What to work on ▸ Extract and list every line that contains the word "candlestick".

Data provided ▸
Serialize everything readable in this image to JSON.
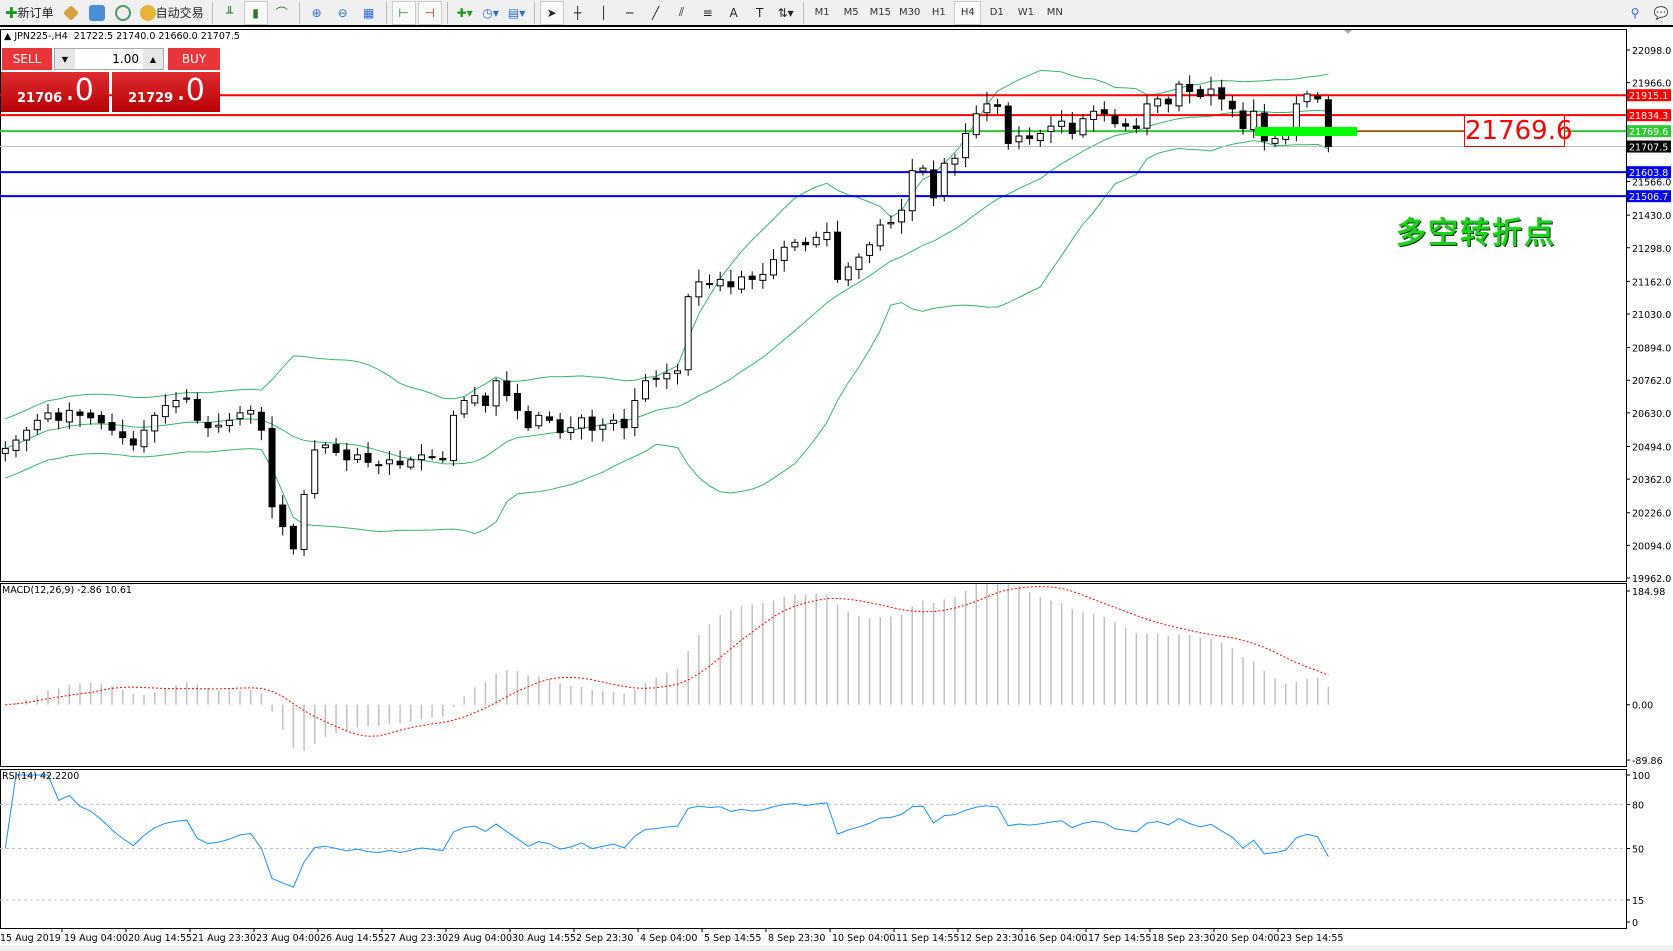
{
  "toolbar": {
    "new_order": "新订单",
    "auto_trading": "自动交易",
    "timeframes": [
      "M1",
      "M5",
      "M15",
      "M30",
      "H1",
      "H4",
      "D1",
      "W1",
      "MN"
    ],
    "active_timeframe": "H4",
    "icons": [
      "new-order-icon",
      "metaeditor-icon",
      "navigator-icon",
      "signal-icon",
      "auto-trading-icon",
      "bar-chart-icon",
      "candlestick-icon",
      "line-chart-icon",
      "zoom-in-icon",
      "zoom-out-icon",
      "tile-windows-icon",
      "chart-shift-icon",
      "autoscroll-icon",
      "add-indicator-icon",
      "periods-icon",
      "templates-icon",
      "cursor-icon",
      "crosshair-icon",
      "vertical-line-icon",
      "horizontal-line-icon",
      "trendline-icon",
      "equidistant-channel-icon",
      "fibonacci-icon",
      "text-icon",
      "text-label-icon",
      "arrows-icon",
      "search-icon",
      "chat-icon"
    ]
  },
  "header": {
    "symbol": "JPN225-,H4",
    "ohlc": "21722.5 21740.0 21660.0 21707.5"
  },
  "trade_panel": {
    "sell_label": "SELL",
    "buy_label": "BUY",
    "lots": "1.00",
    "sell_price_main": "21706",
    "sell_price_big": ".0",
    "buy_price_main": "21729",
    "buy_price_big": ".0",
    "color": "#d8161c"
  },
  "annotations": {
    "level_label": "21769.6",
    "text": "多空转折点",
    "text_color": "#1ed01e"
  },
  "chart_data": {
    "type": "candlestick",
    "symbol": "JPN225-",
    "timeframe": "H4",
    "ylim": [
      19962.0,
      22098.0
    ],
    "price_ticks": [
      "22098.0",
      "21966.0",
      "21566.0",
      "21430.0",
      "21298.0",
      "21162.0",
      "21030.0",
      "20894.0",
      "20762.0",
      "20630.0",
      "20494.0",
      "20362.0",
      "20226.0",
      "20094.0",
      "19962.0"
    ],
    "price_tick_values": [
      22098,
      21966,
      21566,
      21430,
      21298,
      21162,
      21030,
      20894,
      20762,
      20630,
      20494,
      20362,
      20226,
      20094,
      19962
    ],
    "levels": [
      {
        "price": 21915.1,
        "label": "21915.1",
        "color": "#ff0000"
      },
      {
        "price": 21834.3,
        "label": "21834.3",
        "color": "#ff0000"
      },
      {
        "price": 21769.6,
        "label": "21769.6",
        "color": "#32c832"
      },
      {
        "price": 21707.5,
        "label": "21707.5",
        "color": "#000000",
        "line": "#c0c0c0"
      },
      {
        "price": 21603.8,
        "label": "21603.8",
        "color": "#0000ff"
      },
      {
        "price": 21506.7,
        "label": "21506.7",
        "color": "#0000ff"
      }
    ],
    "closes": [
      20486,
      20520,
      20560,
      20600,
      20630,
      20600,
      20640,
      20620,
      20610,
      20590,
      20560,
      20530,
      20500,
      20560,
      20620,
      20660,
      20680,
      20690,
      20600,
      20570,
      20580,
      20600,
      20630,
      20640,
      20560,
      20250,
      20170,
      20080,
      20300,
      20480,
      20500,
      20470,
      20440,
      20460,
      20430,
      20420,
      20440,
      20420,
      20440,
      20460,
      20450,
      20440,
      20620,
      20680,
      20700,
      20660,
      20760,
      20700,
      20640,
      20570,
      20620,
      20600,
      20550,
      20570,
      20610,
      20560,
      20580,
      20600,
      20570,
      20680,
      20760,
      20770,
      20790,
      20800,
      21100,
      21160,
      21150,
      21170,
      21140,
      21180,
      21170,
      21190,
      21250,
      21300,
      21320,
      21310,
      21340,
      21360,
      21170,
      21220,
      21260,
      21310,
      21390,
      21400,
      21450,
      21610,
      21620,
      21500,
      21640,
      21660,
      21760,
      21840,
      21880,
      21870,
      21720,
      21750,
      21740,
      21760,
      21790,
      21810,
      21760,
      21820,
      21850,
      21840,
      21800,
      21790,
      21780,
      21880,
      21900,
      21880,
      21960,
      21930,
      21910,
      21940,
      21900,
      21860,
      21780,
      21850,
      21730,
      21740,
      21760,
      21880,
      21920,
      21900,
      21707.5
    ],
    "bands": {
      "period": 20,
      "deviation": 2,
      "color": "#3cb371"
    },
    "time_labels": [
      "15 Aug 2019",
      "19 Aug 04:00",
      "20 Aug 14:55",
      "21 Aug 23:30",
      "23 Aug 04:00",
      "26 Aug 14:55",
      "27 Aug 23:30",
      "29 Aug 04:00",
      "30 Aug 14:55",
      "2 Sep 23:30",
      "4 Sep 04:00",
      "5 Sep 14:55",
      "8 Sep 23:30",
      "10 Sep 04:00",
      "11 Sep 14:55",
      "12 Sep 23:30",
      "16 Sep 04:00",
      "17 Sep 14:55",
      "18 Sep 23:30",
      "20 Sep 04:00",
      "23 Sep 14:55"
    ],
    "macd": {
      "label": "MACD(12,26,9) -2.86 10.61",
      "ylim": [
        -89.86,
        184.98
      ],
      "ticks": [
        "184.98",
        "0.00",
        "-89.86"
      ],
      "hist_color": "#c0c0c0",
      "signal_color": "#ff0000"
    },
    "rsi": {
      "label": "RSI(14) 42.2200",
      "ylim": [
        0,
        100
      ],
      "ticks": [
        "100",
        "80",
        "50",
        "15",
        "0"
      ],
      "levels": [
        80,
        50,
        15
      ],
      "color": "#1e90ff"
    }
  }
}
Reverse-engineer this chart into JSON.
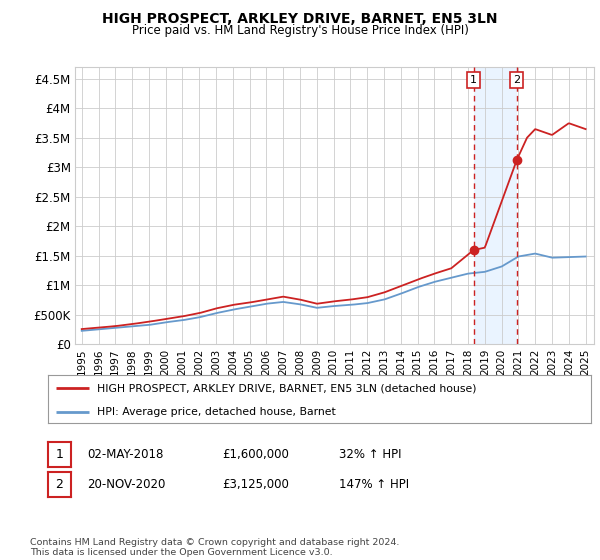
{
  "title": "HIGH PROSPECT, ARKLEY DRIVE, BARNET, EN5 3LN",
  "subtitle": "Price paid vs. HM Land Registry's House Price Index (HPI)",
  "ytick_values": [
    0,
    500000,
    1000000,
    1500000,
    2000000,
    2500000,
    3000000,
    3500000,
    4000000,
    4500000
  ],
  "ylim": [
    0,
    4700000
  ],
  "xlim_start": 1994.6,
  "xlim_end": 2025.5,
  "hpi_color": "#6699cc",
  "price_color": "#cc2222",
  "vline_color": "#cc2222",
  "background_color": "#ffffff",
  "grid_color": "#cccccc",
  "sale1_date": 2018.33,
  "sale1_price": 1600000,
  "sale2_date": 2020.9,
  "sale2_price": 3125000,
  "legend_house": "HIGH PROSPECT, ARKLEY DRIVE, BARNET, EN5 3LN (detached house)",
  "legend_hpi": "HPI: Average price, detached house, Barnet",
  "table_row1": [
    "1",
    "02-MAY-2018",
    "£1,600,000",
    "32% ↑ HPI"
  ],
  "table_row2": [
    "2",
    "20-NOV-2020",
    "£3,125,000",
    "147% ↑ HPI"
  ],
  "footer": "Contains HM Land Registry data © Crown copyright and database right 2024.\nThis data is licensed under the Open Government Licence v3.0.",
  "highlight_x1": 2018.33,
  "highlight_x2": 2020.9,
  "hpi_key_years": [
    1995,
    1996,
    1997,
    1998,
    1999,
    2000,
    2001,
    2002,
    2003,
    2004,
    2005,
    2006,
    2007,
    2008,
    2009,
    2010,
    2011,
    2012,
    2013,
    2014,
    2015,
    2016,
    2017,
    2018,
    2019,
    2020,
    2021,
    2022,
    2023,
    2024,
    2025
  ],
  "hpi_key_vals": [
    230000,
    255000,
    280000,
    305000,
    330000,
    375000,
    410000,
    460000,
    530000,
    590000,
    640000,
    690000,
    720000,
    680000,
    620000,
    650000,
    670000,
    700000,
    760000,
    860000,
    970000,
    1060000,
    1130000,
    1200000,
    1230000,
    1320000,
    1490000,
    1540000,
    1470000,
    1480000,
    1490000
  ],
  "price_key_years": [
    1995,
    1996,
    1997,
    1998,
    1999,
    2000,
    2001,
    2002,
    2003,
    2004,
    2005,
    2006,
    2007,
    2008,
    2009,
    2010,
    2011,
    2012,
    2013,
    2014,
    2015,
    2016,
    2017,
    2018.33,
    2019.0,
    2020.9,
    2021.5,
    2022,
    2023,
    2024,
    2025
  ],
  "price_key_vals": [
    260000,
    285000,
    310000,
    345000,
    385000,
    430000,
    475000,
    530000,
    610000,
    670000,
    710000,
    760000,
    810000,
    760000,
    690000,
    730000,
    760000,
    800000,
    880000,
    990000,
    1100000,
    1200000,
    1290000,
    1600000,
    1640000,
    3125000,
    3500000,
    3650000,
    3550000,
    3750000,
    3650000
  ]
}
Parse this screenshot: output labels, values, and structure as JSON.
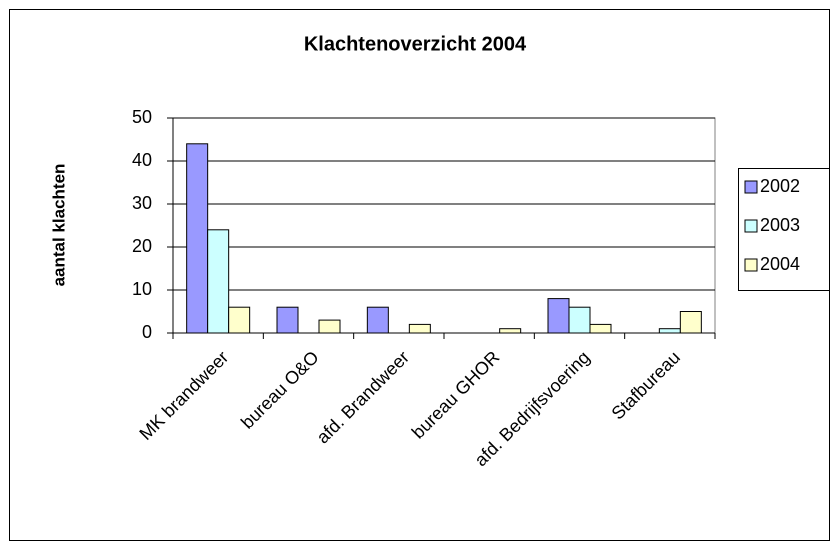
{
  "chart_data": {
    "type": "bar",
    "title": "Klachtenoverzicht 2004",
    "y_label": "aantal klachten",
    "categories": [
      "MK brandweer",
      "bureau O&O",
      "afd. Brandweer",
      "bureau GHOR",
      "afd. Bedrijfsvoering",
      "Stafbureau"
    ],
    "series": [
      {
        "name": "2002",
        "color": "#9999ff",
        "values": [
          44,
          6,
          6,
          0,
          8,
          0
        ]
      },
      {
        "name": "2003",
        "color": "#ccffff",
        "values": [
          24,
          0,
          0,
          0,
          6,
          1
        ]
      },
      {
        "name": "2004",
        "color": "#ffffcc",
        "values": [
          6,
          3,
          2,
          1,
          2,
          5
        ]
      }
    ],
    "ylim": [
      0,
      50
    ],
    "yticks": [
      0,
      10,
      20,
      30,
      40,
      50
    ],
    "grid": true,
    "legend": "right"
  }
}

Reply ▸
      "candlestick-icon",
    "type": "candlestick",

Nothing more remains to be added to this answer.